TEKS YANG DIBERIKAN:
____________
5 April 2009

868. Penduduk Terzalimi oleh Perusahaan Asing AS

Di tengah-tengah hiruk-pikuknya kampanye saya menangkap seruan melalaui e-mail seperti berikut:
Solidaritas untuk perjuangan warga eks Buyat: Perusahaan tambang emas Newmont AS telah dinobatkan sebagai "Perusahaan Terburuk" oleh penghargaan publik "Public Eye Award". Award ini digalang The Bern Declaration dan Green Peace setiap tahun.
Untuk menguatkan gaung suara publik dunia ini dan juga sejarah berlawan survivor (warga) Buyat yang akhirnya terpaksa bedol desa dari Buyat (tempat beroperasi Newmont Minahasa yang sudah berakhir operasinya) menuju desa Dumiaga, Bolang Mengondow, juga sebagai peringatan tentang kinerja buruk perusahaan tambang di Indonesia dan sikap pemerintah yang lembek.

***

Warga malang penduduk desa Buyat yang terzalimi perusahaan asing asal Denver, Amerika sudah terlupakan. Untuk mengingatkannya kembali, baiklah saya kutip dari Siaran Pers Jaringan Advokasi Tambang (JATAM) dan Wahana Lingkungan Hidup Indonesia (WALHI)
____________
PETUNJUK PENGERJAAN:
Ringkaslah tulisan tentang warga Buyat di atas dalam dua kalimat.

DATA SUMBER:
____________
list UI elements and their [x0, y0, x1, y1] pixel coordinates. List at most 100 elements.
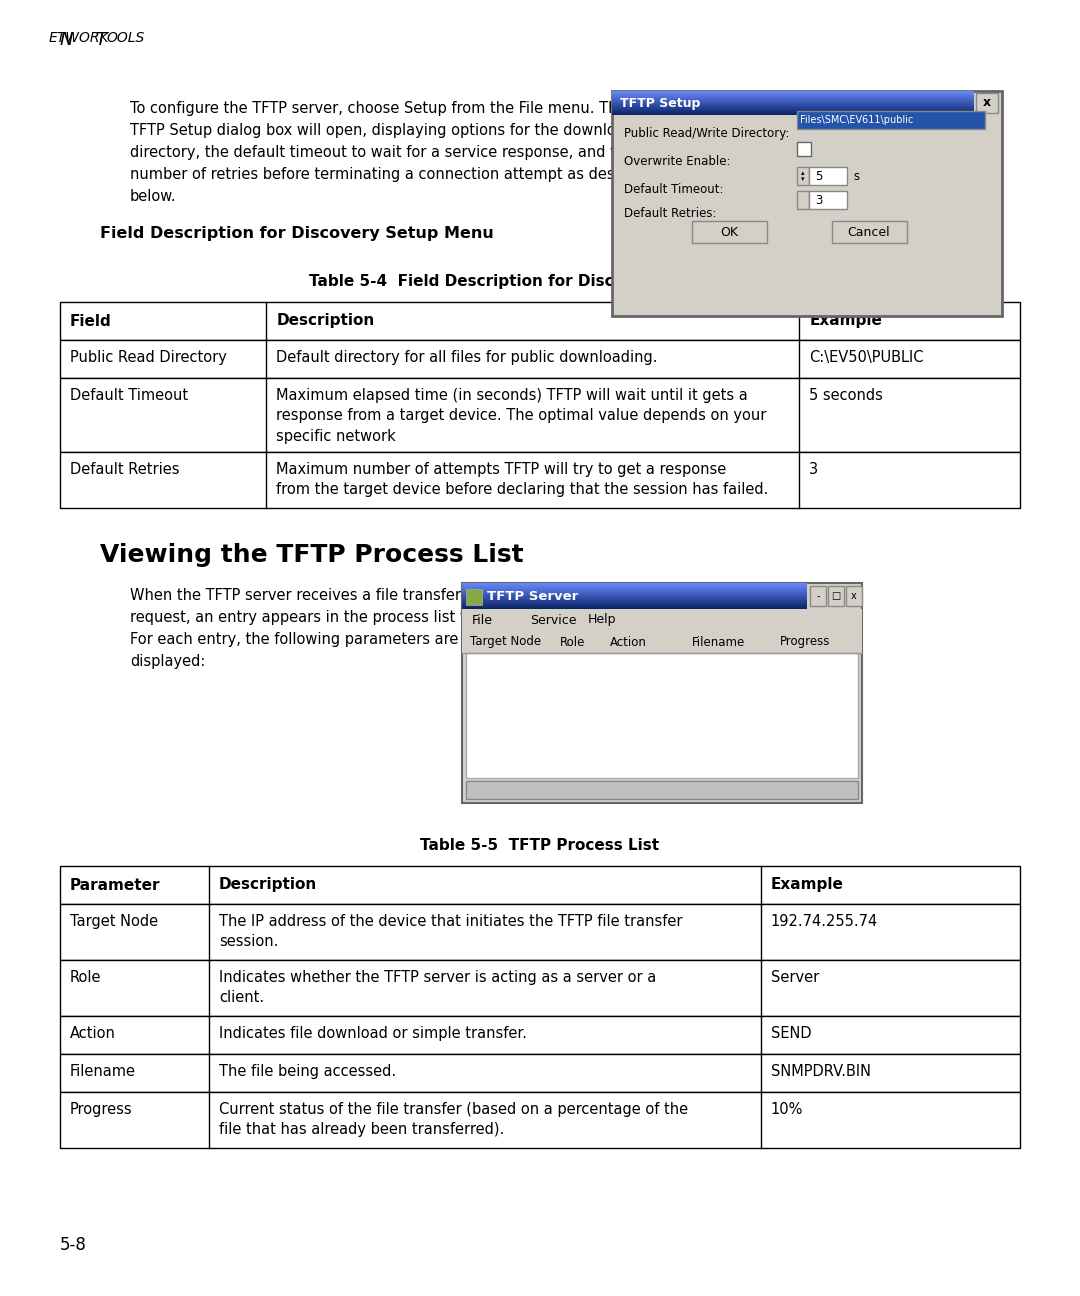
____________
JAWABAN LATIHAN:
Penulis menerima seruan lewat e-mail bahwa perusahaan tambang emas Newmont AS dinobatkan sebagai "Perusahaan Terburuk" oleh Public Eye Award, penghargaan tahunan yang digalang The Bern Declaration dan Green Peace. Karena warga desa Buyat yang terzalimi perusahaan asing asal Denver itu sudah terlupakan, penulis hendak mengingatkannya kembali dengan mengutip siaran pers JATAM dan WALHI.